**TASK**
Any image in the records should be left out; output everything else exactly.

**SOURCE DATA**
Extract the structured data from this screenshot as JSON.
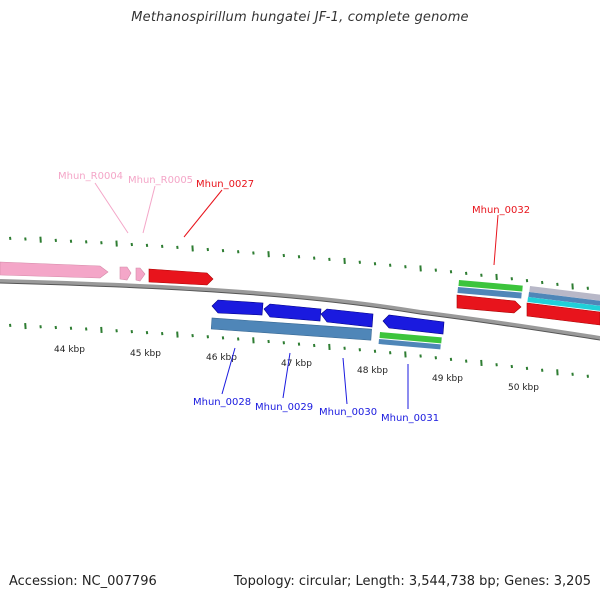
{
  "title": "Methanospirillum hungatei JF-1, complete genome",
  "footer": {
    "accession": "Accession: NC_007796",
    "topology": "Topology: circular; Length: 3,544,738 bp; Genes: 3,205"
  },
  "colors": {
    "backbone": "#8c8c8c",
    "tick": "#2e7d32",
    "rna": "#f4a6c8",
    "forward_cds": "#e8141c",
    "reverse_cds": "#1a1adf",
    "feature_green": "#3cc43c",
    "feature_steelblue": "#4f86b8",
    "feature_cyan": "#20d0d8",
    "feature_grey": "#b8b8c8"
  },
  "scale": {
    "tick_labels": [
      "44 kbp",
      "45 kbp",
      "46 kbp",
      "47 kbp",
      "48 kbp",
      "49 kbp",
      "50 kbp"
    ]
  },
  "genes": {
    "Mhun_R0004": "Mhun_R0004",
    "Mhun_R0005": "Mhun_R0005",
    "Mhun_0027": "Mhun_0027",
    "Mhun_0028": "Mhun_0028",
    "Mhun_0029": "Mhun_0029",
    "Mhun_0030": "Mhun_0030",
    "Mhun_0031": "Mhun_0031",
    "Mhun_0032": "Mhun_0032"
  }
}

**SOLUTION FOR THIS EXERCISE**
Extract the structured data from this screenshot as JSON.
{
  "title": "Methanospirillum hungatei JF-1, complete genome",
  "footer": {
    "accession": "Accession: NC_007796",
    "topology": "Topology: circular; Length: 3,544,738 bp; Genes: 3,205"
  },
  "colors": {
    "backbone": "#8c8c8c",
    "tick": "#2e7d32",
    "rna": "#f4a6c8",
    "forward_cds": "#e8141c",
    "reverse_cds": "#1a1adf",
    "feature_green": "#3cc43c",
    "feature_steelblue": "#4f86b8",
    "feature_cyan": "#20d0d8",
    "feature_grey": "#b8b8c8"
  },
  "scale": {
    "tick_labels": [
      "44 kbp",
      "45 kbp",
      "46 kbp",
      "47 kbp",
      "48 kbp",
      "49 kbp",
      "50 kbp"
    ]
  },
  "genes": {
    "Mhun_R0004": "Mhun_R0004",
    "Mhun_R0005": "Mhun_R0005",
    "Mhun_0027": "Mhun_0027",
    "Mhun_0028": "Mhun_0028",
    "Mhun_0029": "Mhun_0029",
    "Mhun_0030": "Mhun_0030",
    "Mhun_0031": "Mhun_0031",
    "Mhun_0032": "Mhun_0032"
  }
}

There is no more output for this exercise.